[WHAT TO DO]: Write out the data again in full, exactly as it reads.

---------- DATA SECTION

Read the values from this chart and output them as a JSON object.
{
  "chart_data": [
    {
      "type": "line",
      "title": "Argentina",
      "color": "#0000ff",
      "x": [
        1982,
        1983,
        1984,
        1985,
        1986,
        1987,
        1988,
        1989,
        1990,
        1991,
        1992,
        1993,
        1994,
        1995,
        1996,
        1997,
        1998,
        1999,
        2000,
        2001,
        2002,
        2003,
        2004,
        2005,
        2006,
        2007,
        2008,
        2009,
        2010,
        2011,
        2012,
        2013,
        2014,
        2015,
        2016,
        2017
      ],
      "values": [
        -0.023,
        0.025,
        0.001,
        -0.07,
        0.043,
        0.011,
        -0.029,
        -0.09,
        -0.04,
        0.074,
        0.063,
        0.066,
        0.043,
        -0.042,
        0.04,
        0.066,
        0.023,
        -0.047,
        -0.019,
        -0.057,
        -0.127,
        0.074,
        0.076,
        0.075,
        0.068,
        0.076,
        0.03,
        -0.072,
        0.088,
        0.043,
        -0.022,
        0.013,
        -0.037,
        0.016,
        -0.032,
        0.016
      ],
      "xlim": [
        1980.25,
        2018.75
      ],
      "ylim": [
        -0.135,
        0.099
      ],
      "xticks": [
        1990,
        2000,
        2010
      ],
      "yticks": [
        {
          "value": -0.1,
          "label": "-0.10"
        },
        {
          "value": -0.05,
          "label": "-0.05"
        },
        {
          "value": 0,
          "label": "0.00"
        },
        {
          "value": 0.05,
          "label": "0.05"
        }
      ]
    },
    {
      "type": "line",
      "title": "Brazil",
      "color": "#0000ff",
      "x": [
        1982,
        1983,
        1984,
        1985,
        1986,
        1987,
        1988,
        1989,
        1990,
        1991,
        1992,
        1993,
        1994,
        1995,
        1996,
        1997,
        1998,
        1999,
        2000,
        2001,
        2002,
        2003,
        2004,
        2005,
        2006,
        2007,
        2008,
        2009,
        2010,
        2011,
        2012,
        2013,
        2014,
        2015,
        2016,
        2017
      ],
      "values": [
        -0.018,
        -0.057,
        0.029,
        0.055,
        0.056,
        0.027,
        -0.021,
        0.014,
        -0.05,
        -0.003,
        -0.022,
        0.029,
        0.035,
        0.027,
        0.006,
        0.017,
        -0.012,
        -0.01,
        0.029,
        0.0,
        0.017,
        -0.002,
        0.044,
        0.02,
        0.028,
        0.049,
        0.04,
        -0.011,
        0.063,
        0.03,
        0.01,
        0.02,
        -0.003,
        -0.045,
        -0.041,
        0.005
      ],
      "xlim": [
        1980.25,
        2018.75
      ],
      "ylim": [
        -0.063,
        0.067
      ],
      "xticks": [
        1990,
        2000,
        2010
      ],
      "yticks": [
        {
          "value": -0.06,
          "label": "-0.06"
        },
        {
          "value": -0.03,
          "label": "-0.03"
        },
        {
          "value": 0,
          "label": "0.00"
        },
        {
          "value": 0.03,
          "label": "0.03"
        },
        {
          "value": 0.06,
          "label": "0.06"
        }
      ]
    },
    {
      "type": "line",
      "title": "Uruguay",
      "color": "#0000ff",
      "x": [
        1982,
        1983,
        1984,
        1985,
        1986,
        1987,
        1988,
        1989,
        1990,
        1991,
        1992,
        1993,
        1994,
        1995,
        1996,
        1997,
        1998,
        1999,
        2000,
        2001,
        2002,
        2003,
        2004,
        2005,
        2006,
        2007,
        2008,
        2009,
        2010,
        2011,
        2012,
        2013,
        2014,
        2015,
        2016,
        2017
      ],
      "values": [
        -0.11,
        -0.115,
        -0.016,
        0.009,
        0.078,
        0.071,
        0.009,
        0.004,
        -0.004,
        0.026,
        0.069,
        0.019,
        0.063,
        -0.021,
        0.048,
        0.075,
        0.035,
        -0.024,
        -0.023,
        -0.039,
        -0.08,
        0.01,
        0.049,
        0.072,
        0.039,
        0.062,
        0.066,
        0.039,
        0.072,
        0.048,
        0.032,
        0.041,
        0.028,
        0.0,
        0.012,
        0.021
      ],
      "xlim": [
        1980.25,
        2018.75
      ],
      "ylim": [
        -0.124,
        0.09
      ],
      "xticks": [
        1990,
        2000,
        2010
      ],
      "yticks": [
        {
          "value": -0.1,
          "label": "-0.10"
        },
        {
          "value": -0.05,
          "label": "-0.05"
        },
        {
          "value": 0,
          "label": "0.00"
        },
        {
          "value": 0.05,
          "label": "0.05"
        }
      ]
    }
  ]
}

--------------------

[THE ANSWER]:
Read the values from this chart and output them as a JSON object.
{
  "chart_data": [
    {
      "type": "line",
      "title": "Argentina",
      "color": "#0000ff",
      "x": [
        1982,
        1983,
        1984,
        1985,
        1986,
        1987,
        1988,
        1989,
        1990,
        1991,
        1992,
        1993,
        1994,
        1995,
        1996,
        1997,
        1998,
        1999,
        2000,
        2001,
        2002,
        2003,
        2004,
        2005,
        2006,
        2007,
        2008,
        2009,
        2010,
        2011,
        2012,
        2013,
        2014,
        2015,
        2016,
        2017
      ],
      "values": [
        -0.023,
        0.025,
        0.001,
        -0.07,
        0.043,
        0.011,
        -0.029,
        -0.09,
        -0.04,
        0.074,
        0.063,
        0.066,
        0.043,
        -0.042,
        0.04,
        0.066,
        0.023,
        -0.047,
        -0.019,
        -0.057,
        -0.127,
        0.074,
        0.076,
        0.075,
        0.068,
        0.076,
        0.03,
        -0.072,
        0.088,
        0.043,
        -0.022,
        0.013,
        -0.037,
        0.016,
        -0.032,
        0.016
      ],
      "xlim": [
        1980.25,
        2018.75
      ],
      "ylim": [
        -0.135,
        0.099
      ],
      "xticks": [
        1990,
        2000,
        2010
      ],
      "yticks": [
        {
          "value": -0.1,
          "label": "-0.10"
        },
        {
          "value": -0.05,
          "label": "-0.05"
        },
        {
          "value": 0,
          "label": "0.00"
        },
        {
          "value": 0.05,
          "label": "0.05"
        }
      ]
    },
    {
      "type": "line",
      "title": "Brazil",
      "color": "#0000ff",
      "x": [
        1982,
        1983,
        1984,
        1985,
        1986,
        1987,
        1988,
        1989,
        1990,
        1991,
        1992,
        1993,
        1994,
        1995,
        1996,
        1997,
        1998,
        1999,
        2000,
        2001,
        2002,
        2003,
        2004,
        2005,
        2006,
        2007,
        2008,
        2009,
        2010,
        2011,
        2012,
        2013,
        2014,
        2015,
        2016,
        2017
      ],
      "values": [
        -0.018,
        -0.057,
        0.029,
        0.055,
        0.056,
        0.027,
        -0.021,
        0.014,
        -0.05,
        -0.003,
        -0.022,
        0.029,
        0.035,
        0.027,
        0.006,
        0.017,
        -0.012,
        -0.01,
        0.029,
        0.0,
        0.017,
        -0.002,
        0.044,
        0.02,
        0.028,
        0.049,
        0.04,
        -0.011,
        0.063,
        0.03,
        0.01,
        0.02,
        -0.003,
        -0.045,
        -0.041,
        0.005
      ],
      "xlim": [
        1980.25,
        2018.75
      ],
      "ylim": [
        -0.063,
        0.067
      ],
      "xticks": [
        1990,
        2000,
        2010
      ],
      "yticks": [
        {
          "value": -0.06,
          "label": "-0.06"
        },
        {
          "value": -0.03,
          "label": "-0.03"
        },
        {
          "value": 0,
          "label": "0.00"
        },
        {
          "value": 0.03,
          "label": "0.03"
        },
        {
          "value": 0.06,
          "label": "0.06"
        }
      ]
    },
    {
      "type": "line",
      "title": "Uruguay",
      "color": "#0000ff",
      "x": [
        1982,
        1983,
        1984,
        1985,
        1986,
        1987,
        1988,
        1989,
        1990,
        1991,
        1992,
        1993,
        1994,
        1995,
        1996,
        1997,
        1998,
        1999,
        2000,
        2001,
        2002,
        2003,
        2004,
        2005,
        2006,
        2007,
        2008,
        2009,
        2010,
        2011,
        2012,
        2013,
        2014,
        2015,
        2016,
        2017
      ],
      "values": [
        -0.11,
        -0.115,
        -0.016,
        0.009,
        0.078,
        0.071,
        0.009,
        0.004,
        -0.004,
        0.026,
        0.069,
        0.019,
        0.063,
        -0.021,
        0.048,
        0.075,
        0.035,
        -0.024,
        -0.023,
        -0.039,
        -0.08,
        0.01,
        0.049,
        0.072,
        0.039,
        0.062,
        0.066,
        0.039,
        0.072,
        0.048,
        0.032,
        0.041,
        0.028,
        0.0,
        0.012,
        0.021
      ],
      "xlim": [
        1980.25,
        2018.75
      ],
      "ylim": [
        -0.124,
        0.09
      ],
      "xticks": [
        1990,
        2000,
        2010
      ],
      "yticks": [
        {
          "value": -0.1,
          "label": "-0.10"
        },
        {
          "value": -0.05,
          "label": "-0.05"
        },
        {
          "value": 0,
          "label": "0.00"
        },
        {
          "value": 0.05,
          "label": "0.05"
        }
      ]
    }
  ]
}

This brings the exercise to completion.